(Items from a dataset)

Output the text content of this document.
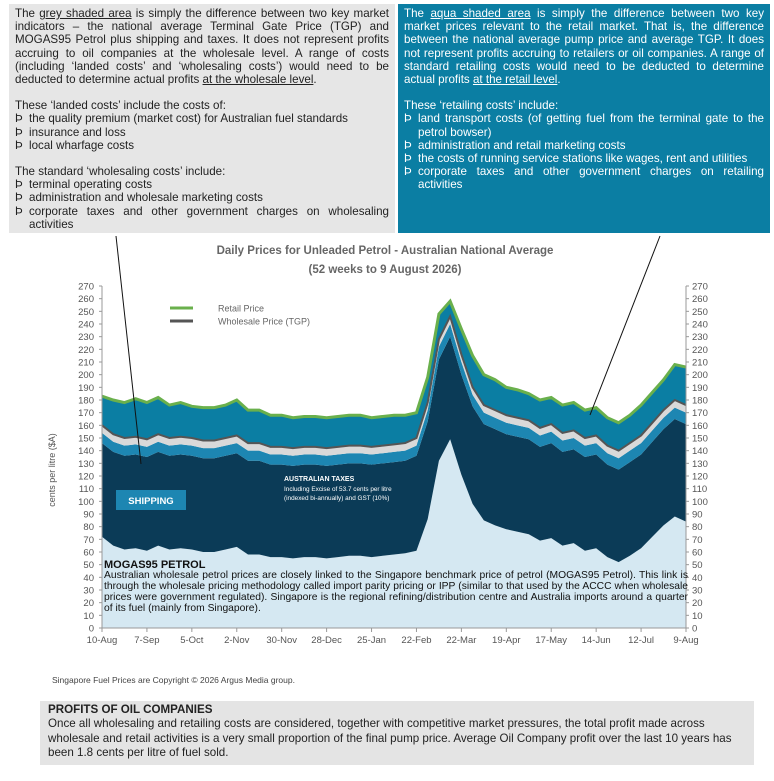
The grey shaded area is simply the difference between two key market indicators – the national average Terminal Gate Price (TGP) and MOGAS95 Petrol plus shipping and taxes. It does not represent profits accruing to oil companies at the wholesale level. A range of costs (including ‘landed costs’ and ‘wholesaling costs’) would need to be deducted to determine actual profits at the wholesale level.
These ‘landed costs’ include the costs of:
Þ the quality premium (market cost) for Australian fuel standards
Þ insurance and loss
Þ local wharfage costs
The standard ‘wholesaling costs’ include:
Þ terminal operating costs
Þ administration and wholesale marketing costs
Þ corporate taxes and other government charges on wholesaling activities
The aqua shaded area is simply the difference between two key market prices relevant to the retail market. That is, the difference between the national average pump price and average TGP. It does not represent profits accruing to retailers or oil companies. A range of standard retailing costs would need to be deducted to determine actual profits at the retail level.
These ‘retailing costs’ include:
Þ land transport costs (of getting fuel from the terminal gate to the petrol bowser)
Þ administration and retail marketing costs
Þ the costs of running service stations like wages, rent and utilities
Þ corporate taxes and other government charges on retailing activities
Daily Prices for Unleaded Petrol - Australian National Average
(52 weeks to 9 August 2026)
0	0
10	10
20	20
30	30
40	40
50	50
60	60
70	70
80	80
90	90
100	100
110	110
120	120
130	130
140	140
150	150
160	160
170	170
180	180
190	190
200	200
210	210
220	220
230	230
240	240
250	250
260	260
270	270
10-Aug 7-Sep 5-Oct 2-Nov 30-Nov 28-Dec 25-Jan 22-Feb 22-Mar 19-Apr 17-May 14-Jun 12-Jul 9-Aug
cents per litre ($A)
Retail Price
Wholesale Price (TGP)
SHIPPING
AUSTRALIAN TAXES
Including Excise of 53.7 cents per litre
(indexed bi-annually) and GST (10%)
MOGAS95 PETROL
Australian wholesale petrol prices are closely linked to the Singapore benchmark price of petrol (MOGAS95 Petrol). This link is through the wholesale pricing methodology called import parity pricing or IPP (similar to that used by the ACCC when wholesale prices were government regulated). Singapore is the regional refining/distribution centre and Australia imports around a quarter of its fuel (mainly from Singapore).
Singapore Fuel Prices are Copyright © 2026 Argus Media group.
PROFITS OF OIL COMPANIES
Once all wholesaling and retailing costs are considered, together with competitive market pressures, the total profit made across wholesale and retail activities is a very small proportion of the final pump price. Average Oil Company profit over the last 10 years has been 1.8 cents per litre of fuel sold.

### What you should do
Give every line back word for word and leave the pictures out.

### Response below
Output the text content of this document.
The grey shaded area is simply the difference between two key market indicators – the national average Terminal Gate Price (TGP) and MOGAS95 Petrol plus shipping and taxes. It does not represent profits accruing to oil companies at the wholesale level. A range of costs (including ‘landed costs’ and ‘wholesaling costs’) would need to be deducted to determine actual profits at the wholesale level.
These ‘landed costs’ include the costs of:
Þ the quality premium (market cost) for Australian fuel standards
Þ insurance and loss
Þ local wharfage costs
The standard ‘wholesaling costs’ include:
Þ terminal operating costs
Þ administration and wholesale marketing costs
Þ corporate taxes and other government charges on wholesaling activities
The aqua shaded area is simply the difference between two key market prices relevant to the retail market. That is, the difference between the national average pump price and average TGP. It does not represent profits accruing to retailers or oil companies. A range of standard retailing costs would need to be deducted to determine actual profits at the retail level.
These ‘retailing costs’ include:
Þ land transport costs (of getting fuel from the terminal gate to the petrol bowser)
Þ administration and retail marketing costs
Þ the costs of running service stations like wages, rent and utilities
Þ corporate taxes and other government charges on retailing activities
Daily Prices for Unleaded Petrol - Australian National Average
(52 weeks to 9 August 2026)
0	0
10	10
20	20
30	30
40	40
50	50
60	60
70	70
80	80
90	90
100	100
110	110
120	120
130	130
140	140
150	150
160	160
170	170
180	180
190	190
200	200
210	210
220	220
230	230
240	240
250	250
260	260
270	270
10-Aug 7-Sep 5-Oct 2-Nov 30-Nov 28-Dec 25-Jan 22-Feb 22-Mar 19-Apr 17-May 14-Jun 12-Jul 9-Aug
cents per litre ($A)
Retail Price
Wholesale Price (TGP)
SHIPPING
AUSTRALIAN TAXES
Including Excise of 53.7 cents per litre
(indexed bi-annually) and GST (10%)
MOGAS95 PETROL
Australian wholesale petrol prices are closely linked to the Singapore benchmark price of petrol (MOGAS95 Petrol). This link is through the wholesale pricing methodology called import parity pricing or IPP (similar to that used by the ACCC when wholesale prices were government regulated). Singapore is the regional refining/distribution centre and Australia imports around a quarter of its fuel (mainly from Singapore).
Singapore Fuel Prices are Copyright © 2026 Argus Media group.
PROFITS OF OIL COMPANIES
Once all wholesaling and retailing costs are considered, together with competitive market pressures, the total profit made across wholesale and retail activities is a very small proportion of the final pump price. Average Oil Company profit over the last 10 years has been 1.8 cents per litre of fuel sold.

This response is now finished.